─── Record extracts

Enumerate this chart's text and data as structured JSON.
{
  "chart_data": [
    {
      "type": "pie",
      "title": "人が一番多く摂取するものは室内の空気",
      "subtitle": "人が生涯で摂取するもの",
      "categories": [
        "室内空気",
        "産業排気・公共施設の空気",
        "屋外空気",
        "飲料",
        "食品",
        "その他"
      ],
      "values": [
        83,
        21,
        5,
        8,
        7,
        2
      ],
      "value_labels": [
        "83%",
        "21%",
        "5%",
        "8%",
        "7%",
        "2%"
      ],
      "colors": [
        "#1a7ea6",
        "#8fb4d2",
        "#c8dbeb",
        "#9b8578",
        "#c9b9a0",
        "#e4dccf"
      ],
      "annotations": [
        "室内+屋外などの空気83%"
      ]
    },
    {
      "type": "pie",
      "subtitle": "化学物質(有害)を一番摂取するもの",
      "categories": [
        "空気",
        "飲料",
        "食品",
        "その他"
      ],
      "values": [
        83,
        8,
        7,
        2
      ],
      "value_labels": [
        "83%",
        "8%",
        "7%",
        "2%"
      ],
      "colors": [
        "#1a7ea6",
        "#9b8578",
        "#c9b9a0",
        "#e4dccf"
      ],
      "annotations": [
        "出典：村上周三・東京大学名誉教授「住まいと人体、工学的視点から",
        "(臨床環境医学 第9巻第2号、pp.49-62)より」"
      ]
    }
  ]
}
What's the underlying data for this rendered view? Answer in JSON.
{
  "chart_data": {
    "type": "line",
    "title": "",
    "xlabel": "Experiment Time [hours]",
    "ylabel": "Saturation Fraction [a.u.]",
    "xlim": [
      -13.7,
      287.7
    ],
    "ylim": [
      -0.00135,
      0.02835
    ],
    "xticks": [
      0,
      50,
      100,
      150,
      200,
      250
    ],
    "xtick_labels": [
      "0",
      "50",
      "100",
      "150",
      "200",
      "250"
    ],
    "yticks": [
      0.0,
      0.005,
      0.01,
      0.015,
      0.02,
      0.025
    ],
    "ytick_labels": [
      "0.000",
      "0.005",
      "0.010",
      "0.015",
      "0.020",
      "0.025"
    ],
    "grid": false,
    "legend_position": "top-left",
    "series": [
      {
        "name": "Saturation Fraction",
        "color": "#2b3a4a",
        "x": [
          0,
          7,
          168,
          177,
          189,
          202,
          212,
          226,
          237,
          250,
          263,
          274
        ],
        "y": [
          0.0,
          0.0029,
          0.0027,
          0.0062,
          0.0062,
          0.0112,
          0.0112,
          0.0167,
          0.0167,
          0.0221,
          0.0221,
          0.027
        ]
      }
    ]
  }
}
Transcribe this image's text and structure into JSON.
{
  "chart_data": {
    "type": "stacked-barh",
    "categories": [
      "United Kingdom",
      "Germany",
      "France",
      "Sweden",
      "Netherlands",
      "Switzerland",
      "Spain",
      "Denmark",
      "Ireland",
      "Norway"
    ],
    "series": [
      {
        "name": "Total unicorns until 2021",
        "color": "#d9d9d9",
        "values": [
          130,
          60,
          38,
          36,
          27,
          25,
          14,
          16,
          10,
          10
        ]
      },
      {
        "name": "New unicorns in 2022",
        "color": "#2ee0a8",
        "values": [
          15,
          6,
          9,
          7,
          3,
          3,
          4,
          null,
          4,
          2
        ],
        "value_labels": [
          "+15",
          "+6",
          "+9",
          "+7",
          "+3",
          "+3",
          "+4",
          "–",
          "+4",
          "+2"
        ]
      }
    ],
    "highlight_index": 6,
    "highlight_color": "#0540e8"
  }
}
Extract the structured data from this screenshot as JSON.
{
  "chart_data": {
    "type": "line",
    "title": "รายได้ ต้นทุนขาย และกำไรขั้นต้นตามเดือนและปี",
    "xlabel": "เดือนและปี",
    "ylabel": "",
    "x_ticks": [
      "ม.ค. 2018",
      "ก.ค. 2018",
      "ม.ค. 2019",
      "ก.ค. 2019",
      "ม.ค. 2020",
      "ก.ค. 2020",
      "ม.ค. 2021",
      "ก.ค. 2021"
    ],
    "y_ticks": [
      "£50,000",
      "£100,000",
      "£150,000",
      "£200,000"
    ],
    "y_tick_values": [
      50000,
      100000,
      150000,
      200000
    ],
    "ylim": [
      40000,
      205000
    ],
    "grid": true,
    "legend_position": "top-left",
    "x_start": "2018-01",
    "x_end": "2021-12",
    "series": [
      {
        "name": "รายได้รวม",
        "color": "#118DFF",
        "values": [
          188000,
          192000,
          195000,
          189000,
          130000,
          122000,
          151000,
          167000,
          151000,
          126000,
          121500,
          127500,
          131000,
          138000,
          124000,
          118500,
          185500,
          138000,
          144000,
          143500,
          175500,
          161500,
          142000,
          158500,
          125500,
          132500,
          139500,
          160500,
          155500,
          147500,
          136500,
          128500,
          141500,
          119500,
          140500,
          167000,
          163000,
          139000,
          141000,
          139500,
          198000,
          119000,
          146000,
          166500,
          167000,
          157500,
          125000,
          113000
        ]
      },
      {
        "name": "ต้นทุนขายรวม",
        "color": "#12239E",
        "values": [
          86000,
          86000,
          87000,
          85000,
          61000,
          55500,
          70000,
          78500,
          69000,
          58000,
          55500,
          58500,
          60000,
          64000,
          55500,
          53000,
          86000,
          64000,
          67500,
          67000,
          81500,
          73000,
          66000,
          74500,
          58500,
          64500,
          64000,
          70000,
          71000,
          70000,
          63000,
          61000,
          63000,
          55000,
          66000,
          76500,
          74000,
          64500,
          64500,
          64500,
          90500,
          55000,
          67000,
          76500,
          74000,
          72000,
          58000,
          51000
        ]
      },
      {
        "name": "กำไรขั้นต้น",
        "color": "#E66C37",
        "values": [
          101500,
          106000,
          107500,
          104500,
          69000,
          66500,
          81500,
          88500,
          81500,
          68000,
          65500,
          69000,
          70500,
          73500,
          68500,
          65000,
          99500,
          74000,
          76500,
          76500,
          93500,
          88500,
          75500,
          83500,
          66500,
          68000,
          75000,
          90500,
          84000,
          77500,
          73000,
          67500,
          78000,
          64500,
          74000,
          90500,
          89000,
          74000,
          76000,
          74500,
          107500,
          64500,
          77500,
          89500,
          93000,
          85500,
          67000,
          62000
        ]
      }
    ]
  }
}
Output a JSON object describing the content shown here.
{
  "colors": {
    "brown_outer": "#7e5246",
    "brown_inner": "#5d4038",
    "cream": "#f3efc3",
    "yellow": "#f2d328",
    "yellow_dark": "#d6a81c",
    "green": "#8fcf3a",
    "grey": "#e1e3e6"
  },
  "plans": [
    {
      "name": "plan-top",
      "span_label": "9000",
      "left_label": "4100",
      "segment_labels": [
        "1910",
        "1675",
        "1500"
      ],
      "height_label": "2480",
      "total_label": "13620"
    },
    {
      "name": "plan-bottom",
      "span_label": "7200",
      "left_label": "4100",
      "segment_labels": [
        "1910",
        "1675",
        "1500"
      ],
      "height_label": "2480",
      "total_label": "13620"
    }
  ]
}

──────

**Exercise description**
Each line with the string "JSON" in it needs to be found and copied.

**The solution**
Enumerate this chart's text and data as structured JSON.
What's the underlying data for this rendered view? Answer in JSON.
Transcribe this image's text and structure into JSON.
Extract the structured data from this screenshot as JSON.
Output a JSON object describing the content shown here.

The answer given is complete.